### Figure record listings
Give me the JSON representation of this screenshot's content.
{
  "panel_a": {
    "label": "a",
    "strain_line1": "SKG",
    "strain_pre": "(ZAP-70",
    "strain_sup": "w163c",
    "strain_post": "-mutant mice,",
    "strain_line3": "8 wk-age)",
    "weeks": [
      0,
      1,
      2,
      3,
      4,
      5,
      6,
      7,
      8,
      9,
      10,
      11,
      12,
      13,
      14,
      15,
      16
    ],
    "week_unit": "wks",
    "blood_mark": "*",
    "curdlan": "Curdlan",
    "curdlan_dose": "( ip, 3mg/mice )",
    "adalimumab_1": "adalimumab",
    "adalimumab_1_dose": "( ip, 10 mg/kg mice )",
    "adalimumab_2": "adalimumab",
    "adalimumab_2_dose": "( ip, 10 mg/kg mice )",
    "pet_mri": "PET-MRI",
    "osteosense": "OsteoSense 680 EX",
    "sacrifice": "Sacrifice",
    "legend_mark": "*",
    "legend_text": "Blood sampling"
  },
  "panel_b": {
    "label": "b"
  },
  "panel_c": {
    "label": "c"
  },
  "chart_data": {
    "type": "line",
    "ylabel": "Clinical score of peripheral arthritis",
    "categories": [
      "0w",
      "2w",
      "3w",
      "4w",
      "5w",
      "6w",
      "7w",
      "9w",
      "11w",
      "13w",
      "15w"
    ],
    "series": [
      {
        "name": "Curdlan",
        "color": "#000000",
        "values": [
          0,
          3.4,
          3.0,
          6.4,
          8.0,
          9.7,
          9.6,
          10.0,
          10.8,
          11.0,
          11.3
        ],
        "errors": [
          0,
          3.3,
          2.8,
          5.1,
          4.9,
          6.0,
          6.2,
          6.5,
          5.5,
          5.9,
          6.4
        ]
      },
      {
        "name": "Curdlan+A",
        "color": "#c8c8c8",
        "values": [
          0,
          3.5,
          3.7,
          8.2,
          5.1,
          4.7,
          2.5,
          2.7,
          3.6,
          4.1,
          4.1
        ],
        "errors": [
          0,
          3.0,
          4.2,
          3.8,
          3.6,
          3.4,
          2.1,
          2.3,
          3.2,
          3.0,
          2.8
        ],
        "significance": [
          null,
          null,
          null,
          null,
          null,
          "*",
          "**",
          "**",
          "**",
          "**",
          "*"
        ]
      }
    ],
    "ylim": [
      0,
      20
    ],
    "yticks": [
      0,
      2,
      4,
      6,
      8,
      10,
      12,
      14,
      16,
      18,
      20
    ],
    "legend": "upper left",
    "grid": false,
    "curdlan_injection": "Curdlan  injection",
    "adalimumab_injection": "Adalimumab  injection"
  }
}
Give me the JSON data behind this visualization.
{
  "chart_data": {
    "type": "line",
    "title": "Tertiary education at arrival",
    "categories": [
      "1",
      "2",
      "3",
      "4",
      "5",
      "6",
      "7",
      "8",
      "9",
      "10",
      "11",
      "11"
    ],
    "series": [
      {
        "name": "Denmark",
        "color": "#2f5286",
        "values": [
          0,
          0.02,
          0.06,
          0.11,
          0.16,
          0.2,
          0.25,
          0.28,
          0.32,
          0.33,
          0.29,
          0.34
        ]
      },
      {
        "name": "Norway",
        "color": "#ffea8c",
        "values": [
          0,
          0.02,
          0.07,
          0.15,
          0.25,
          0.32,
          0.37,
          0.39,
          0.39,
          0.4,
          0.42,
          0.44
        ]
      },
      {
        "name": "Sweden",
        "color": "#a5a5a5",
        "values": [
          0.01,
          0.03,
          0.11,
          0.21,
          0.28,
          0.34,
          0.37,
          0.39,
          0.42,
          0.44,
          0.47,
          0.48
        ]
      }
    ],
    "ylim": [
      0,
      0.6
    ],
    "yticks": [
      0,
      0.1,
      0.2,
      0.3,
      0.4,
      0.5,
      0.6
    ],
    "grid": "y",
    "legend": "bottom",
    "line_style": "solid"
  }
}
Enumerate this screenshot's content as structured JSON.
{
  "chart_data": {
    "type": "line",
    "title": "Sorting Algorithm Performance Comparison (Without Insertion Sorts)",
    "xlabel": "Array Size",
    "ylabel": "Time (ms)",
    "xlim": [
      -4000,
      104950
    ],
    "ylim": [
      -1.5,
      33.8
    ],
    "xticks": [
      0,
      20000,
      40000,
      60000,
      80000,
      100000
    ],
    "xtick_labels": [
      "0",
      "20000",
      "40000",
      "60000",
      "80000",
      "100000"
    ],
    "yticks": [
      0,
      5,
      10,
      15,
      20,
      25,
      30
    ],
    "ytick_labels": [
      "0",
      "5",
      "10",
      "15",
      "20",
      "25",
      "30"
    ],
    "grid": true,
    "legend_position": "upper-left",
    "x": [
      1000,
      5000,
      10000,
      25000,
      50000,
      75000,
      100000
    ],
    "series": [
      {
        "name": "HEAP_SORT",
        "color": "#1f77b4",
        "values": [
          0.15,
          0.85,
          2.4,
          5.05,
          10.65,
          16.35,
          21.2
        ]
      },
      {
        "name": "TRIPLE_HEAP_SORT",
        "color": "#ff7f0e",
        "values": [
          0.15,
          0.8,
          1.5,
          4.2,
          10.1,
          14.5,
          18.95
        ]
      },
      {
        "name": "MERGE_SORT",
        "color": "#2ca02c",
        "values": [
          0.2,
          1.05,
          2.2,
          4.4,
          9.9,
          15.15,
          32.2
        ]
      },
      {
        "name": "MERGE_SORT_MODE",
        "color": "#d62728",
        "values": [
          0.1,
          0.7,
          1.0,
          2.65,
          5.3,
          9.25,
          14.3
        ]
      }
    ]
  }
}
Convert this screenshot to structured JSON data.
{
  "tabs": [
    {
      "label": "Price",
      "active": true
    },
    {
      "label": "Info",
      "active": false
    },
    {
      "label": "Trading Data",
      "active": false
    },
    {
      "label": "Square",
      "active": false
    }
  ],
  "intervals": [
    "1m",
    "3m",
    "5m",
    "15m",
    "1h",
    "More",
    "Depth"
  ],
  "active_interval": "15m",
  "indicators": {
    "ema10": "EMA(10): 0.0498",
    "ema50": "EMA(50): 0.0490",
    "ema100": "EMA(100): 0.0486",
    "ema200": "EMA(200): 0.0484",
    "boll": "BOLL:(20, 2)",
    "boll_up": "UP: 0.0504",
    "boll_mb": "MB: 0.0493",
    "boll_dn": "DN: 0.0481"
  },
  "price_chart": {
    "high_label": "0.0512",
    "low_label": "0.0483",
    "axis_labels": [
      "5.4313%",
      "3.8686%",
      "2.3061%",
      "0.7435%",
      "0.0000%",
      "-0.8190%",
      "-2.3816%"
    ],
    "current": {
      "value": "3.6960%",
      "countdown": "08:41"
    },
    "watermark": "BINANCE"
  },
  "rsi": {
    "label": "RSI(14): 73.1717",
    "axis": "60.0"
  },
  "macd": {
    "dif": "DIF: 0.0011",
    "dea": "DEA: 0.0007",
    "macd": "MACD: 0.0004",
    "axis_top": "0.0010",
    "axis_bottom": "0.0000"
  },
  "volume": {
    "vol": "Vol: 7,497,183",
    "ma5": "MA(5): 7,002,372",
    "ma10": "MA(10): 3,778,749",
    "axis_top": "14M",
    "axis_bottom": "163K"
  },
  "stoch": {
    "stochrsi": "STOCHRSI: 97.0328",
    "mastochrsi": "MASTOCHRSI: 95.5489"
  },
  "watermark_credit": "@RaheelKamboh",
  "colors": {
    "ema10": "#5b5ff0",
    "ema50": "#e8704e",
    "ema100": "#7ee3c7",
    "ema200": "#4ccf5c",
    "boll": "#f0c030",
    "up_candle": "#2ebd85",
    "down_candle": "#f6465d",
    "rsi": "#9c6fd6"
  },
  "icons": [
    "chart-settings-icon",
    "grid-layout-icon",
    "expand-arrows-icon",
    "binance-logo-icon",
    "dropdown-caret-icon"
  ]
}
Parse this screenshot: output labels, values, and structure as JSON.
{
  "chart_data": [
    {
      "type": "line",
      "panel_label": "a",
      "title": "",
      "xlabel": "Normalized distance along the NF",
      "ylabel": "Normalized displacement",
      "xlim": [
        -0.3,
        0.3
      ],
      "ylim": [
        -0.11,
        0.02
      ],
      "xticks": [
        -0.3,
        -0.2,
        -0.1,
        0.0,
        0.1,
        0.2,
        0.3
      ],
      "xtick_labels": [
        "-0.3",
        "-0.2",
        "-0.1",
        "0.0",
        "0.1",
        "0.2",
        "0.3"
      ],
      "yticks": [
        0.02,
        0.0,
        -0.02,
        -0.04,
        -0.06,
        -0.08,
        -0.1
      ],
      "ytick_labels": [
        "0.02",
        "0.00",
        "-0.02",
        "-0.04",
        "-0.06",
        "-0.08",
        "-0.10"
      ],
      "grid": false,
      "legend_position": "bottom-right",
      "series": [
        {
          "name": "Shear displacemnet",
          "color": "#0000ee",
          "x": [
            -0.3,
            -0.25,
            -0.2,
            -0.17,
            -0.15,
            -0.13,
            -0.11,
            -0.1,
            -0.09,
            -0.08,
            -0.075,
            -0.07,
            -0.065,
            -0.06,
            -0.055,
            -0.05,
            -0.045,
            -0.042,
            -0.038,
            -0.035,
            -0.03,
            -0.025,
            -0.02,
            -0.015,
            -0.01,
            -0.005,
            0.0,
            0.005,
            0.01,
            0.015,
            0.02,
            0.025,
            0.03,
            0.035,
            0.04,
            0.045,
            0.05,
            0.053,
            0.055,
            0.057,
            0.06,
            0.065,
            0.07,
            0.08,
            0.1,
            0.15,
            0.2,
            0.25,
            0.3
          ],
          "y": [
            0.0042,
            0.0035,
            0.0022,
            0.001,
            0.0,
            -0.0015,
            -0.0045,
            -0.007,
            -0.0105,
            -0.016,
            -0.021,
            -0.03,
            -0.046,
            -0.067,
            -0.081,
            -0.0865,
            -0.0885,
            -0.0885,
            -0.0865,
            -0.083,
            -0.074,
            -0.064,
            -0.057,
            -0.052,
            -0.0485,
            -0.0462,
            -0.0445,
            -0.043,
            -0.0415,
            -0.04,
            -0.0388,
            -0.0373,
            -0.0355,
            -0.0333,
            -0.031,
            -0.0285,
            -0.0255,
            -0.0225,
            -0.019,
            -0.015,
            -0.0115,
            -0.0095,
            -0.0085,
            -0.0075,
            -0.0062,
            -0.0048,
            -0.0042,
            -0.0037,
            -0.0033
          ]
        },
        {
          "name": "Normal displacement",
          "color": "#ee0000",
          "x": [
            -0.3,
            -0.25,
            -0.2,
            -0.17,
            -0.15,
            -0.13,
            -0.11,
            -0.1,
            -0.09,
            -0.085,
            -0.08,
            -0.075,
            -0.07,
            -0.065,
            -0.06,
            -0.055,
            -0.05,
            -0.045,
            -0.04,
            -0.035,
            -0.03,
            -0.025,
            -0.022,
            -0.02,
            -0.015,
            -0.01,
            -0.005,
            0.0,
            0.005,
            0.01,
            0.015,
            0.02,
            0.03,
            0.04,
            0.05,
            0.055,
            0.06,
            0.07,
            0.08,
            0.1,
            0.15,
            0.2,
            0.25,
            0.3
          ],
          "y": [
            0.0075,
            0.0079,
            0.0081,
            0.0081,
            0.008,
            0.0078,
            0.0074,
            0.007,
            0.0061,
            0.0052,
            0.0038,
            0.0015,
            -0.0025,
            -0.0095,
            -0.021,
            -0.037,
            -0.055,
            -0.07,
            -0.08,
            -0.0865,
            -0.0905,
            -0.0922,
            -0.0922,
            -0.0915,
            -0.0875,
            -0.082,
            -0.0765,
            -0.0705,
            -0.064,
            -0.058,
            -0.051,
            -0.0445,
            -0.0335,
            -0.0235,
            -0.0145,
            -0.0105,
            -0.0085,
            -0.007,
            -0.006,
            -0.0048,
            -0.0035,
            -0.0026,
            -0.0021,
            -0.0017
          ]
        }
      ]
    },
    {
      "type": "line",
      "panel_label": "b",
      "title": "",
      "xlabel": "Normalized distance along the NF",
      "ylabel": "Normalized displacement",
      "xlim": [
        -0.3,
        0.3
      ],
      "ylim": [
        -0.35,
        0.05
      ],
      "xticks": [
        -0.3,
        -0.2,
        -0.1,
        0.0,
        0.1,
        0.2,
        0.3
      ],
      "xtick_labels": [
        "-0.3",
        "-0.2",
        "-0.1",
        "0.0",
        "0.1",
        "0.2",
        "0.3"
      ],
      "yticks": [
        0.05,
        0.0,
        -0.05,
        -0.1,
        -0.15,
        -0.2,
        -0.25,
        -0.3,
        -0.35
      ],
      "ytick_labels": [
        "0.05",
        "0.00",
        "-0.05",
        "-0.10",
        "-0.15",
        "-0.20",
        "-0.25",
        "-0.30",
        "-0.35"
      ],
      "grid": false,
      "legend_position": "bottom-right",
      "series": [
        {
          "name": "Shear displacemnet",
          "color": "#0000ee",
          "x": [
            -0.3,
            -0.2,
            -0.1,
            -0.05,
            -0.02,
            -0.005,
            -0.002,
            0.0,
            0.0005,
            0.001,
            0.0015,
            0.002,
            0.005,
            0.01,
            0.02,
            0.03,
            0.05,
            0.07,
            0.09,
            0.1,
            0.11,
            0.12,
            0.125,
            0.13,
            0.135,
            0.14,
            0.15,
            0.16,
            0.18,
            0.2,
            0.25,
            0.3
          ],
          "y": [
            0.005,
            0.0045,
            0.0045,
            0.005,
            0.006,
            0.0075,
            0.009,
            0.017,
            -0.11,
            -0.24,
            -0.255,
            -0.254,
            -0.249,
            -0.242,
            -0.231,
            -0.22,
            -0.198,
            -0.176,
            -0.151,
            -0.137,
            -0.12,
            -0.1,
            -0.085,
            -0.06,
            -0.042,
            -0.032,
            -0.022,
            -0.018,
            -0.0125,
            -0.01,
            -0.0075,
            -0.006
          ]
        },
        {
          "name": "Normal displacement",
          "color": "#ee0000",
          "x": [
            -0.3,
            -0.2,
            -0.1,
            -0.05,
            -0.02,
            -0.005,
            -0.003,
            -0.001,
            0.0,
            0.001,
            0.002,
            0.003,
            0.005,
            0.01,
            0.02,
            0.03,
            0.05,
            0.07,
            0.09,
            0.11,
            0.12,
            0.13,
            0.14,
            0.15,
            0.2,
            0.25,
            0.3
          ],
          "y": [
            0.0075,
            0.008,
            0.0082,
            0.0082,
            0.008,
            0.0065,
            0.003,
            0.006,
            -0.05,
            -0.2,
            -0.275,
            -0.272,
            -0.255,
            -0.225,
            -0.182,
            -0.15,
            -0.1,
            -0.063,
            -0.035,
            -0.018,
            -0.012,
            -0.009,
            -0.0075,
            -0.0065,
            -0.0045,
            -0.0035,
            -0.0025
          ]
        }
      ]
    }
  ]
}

### GOAL
Pick out all lines from the data above in which the word "upper" appears.

### EXERCISE RESULT
    "legend": "upper left",
    "legend_position": "upper-left",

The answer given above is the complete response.